§ **Written instruction**
Can you write out all the lines word for word, with no pictures?

Dataset listings of figures:
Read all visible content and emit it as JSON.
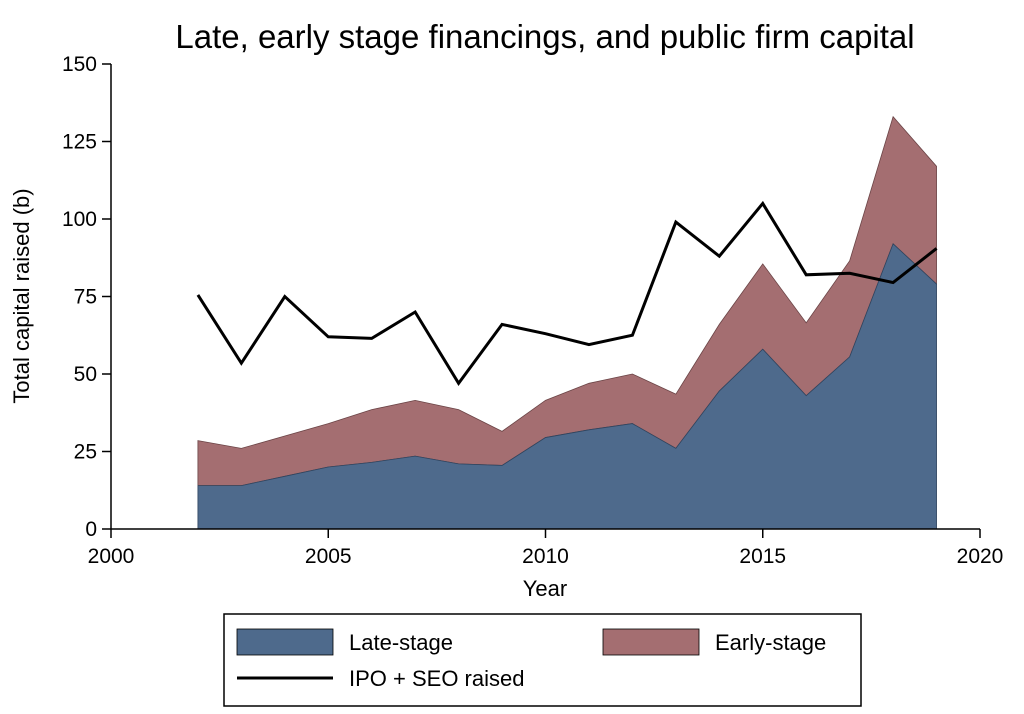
{
  "chart_data": {
    "type": "area",
    "title": "Late, early stage financings, and public firm capital",
    "xlabel": "Year",
    "ylabel": "Total capital raised (b)",
    "xlim": [
      2000,
      2020
    ],
    "ylim": [
      0,
      150
    ],
    "x_ticks": [
      2000,
      2005,
      2010,
      2015,
      2020
    ],
    "y_ticks": [
      0,
      25,
      50,
      75,
      100,
      125,
      150
    ],
    "grid": false,
    "legend_position": "bottom",
    "x": [
      2002,
      2003,
      2004,
      2005,
      2006,
      2007,
      2008,
      2009,
      2010,
      2011,
      2012,
      2013,
      2014,
      2015,
      2016,
      2017,
      2018,
      2019
    ],
    "series": [
      {
        "name": "Late-stage",
        "kind": "area",
        "color": "#4e6a8c",
        "values": [
          14,
          14,
          17,
          20,
          21.5,
          23.5,
          21,
          20.5,
          29.5,
          32,
          34,
          26,
          44.5,
          58,
          43,
          55.5,
          92,
          79
        ]
      },
      {
        "name": "Early-stage",
        "kind": "stacked-area",
        "color": "#a46e71",
        "values": [
          14.5,
          12,
          13,
          14,
          17,
          18,
          17.5,
          11,
          12,
          15,
          16,
          17.5,
          21.5,
          27.5,
          23.5,
          31,
          41,
          38
        ]
      },
      {
        "name": "IPO + SEO raised",
        "kind": "line",
        "color": "#000000",
        "values": [
          75.5,
          53.5,
          75,
          62,
          61.5,
          70,
          47,
          66,
          63,
          59.5,
          62.5,
          99,
          88,
          105,
          82,
          82.5,
          79.5,
          90.5
        ]
      }
    ]
  }
}
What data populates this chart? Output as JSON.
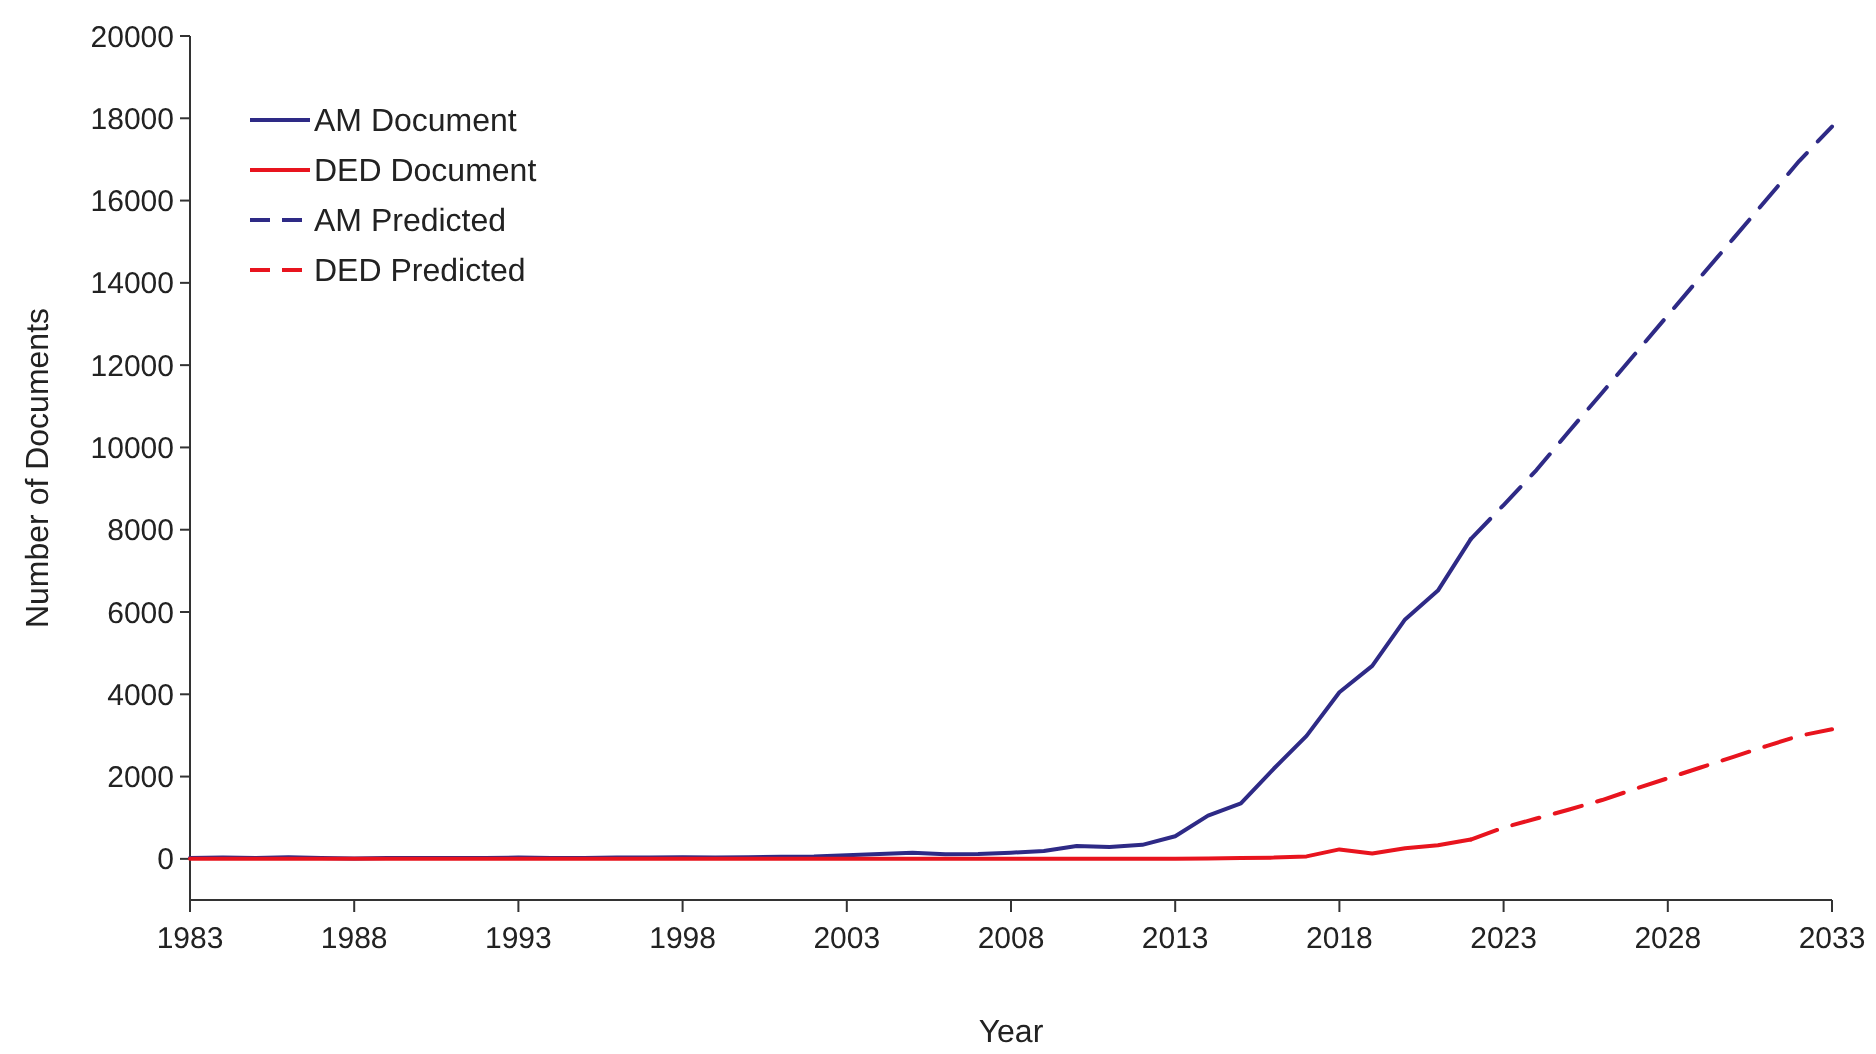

§ **Task solution**
Read all visible content and emit it as JSON.
{
  "chart_data": {
    "type": "area",
    "title": "Late, early stage financings, and public firm capital",
    "xlabel": "Year",
    "ylabel": "Total capital raised (b)",
    "xlim": [
      2000,
      2020
    ],
    "ylim": [
      0,
      150
    ],
    "x_ticks": [
      2000,
      2005,
      2010,
      2015,
      2020
    ],
    "y_ticks": [
      0,
      25,
      50,
      75,
      100,
      125,
      150
    ],
    "grid": false,
    "legend_position": "bottom",
    "x": [
      2002,
      2003,
      2004,
      2005,
      2006,
      2007,
      2008,
      2009,
      2010,
      2011,
      2012,
      2013,
      2014,
      2015,
      2016,
      2017,
      2018,
      2019
    ],
    "series": [
      {
        "name": "Late-stage",
        "kind": "area",
        "color": "#4e6a8c",
        "values": [
          14,
          14,
          17,
          20,
          21.5,
          23.5,
          21,
          20.5,
          29.5,
          32,
          34,
          26,
          44.5,
          58,
          43,
          55.5,
          92,
          79
        ]
      },
      {
        "name": "Early-stage",
        "kind": "stacked-area",
        "color": "#a46e71",
        "values": [
          14.5,
          12,
          13,
          14,
          17,
          18,
          17.5,
          11,
          12,
          15,
          16,
          17.5,
          21.5,
          27.5,
          23.5,
          31,
          41,
          38
        ]
      },
      {
        "name": "IPO + SEO raised",
        "kind": "line",
        "color": "#000000",
        "values": [
          75.5,
          53.5,
          75,
          62,
          61.5,
          70,
          47,
          66,
          63,
          59.5,
          62.5,
          99,
          88,
          105,
          82,
          82.5,
          79.5,
          90.5
        ]
      }
    ]
  }
}
What data populates this chart? Output as JSON.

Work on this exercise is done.